EXERCISE TASK :: Every line of the material below must be repeated exactly.

===============

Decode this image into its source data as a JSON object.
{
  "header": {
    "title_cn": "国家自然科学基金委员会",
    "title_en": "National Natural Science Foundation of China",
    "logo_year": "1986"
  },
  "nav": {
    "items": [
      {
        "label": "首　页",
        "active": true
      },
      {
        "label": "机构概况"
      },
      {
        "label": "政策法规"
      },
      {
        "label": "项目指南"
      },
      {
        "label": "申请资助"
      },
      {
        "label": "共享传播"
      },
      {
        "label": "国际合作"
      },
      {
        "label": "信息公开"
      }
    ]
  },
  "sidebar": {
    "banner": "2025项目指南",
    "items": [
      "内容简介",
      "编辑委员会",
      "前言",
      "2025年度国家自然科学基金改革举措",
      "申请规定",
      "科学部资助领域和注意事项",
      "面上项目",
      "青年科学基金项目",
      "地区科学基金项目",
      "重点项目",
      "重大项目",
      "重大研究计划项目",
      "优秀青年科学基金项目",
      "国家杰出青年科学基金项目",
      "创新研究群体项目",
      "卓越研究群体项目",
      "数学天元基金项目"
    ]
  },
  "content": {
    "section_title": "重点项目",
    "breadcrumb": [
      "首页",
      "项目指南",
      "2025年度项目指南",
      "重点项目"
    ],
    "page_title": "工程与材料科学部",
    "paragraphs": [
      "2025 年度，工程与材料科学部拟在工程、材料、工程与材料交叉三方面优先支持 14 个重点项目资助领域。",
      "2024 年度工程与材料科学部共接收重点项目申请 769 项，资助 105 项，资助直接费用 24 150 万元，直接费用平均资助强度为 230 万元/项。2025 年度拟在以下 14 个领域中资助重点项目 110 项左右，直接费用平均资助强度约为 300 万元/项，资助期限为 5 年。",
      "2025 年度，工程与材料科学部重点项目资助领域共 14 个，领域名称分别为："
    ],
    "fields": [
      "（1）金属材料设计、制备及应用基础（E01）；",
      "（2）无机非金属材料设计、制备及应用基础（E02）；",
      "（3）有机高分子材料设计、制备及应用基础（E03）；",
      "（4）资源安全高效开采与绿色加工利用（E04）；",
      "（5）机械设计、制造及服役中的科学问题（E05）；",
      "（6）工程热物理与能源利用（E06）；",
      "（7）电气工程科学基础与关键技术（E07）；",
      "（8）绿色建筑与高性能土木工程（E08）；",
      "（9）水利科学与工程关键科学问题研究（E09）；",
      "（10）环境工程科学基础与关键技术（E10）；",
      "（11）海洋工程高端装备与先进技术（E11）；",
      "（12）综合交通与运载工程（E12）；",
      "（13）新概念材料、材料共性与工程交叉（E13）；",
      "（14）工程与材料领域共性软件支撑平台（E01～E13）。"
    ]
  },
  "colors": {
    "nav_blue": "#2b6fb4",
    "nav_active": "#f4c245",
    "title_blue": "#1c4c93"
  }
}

===============

WRITTEN REPLY ::
Decode this image into its source data as a JSON object.
{
  "header": {
    "title_cn": "国家自然科学基金委员会",
    "title_en": "National Natural Science Foundation of China",
    "logo_year": "1986"
  },
  "nav": {
    "items": [
      {
        "label": "首　页",
        "active": true
      },
      {
        "label": "机构概况"
      },
      {
        "label": "政策法规"
      },
      {
        "label": "项目指南"
      },
      {
        "label": "申请资助"
      },
      {
        "label": "共享传播"
      },
      {
        "label": "国际合作"
      },
      {
        "label": "信息公开"
      }
    ]
  },
  "sidebar": {
    "banner": "2025项目指南",
    "items": [
      "内容简介",
      "编辑委员会",
      "前言",
      "2025年度国家自然科学基金改革举措",
      "申请规定",
      "科学部资助领域和注意事项",
      "面上项目",
      "青年科学基金项目",
      "地区科学基金项目",
      "重点项目",
      "重大项目",
      "重大研究计划项目",
      "优秀青年科学基金项目",
      "国家杰出青年科学基金项目",
      "创新研究群体项目",
      "卓越研究群体项目",
      "数学天元基金项目"
    ]
  },
  "content": {
    "section_title": "重点项目",
    "breadcrumb": [
      "首页",
      "项目指南",
      "2025年度项目指南",
      "重点项目"
    ],
    "page_title": "工程与材料科学部",
    "paragraphs": [
      "2025 年度，工程与材料科学部拟在工程、材料、工程与材料交叉三方面优先支持 14 个重点项目资助领域。",
      "2024 年度工程与材料科学部共接收重点项目申请 769 项，资助 105 项，资助直接费用 24 150 万元，直接费用平均资助强度为 230 万元/项。2025 年度拟在以下 14 个领域中资助重点项目 110 项左右，直接费用平均资助强度约为 300 万元/项，资助期限为 5 年。",
      "2025 年度，工程与材料科学部重点项目资助领域共 14 个，领域名称分别为："
    ],
    "fields": [
      "（1）金属材料设计、制备及应用基础（E01）；",
      "（2）无机非金属材料设计、制备及应用基础（E02）；",
      "（3）有机高分子材料设计、制备及应用基础（E03）；",
      "（4）资源安全高效开采与绿色加工利用（E04）；",
      "（5）机械设计、制造及服役中的科学问题（E05）；",
      "（6）工程热物理与能源利用（E06）；",
      "（7）电气工程科学基础与关键技术（E07）；",
      "（8）绿色建筑与高性能土木工程（E08）；",
      "（9）水利科学与工程关键科学问题研究（E09）；",
      "（10）环境工程科学基础与关键技术（E10）；",
      "（11）海洋工程高端装备与先进技术（E11）；",
      "（12）综合交通与运载工程（E12）；",
      "（13）新概念材料、材料共性与工程交叉（E13）；",
      "（14）工程与材料领域共性软件支撑平台（E01～E13）。"
    ]
  },
  "colors": {
    "nav_blue": "#2b6fb4",
    "nav_active": "#f4c245",
    "title_blue": "#1c4c93"
  }
}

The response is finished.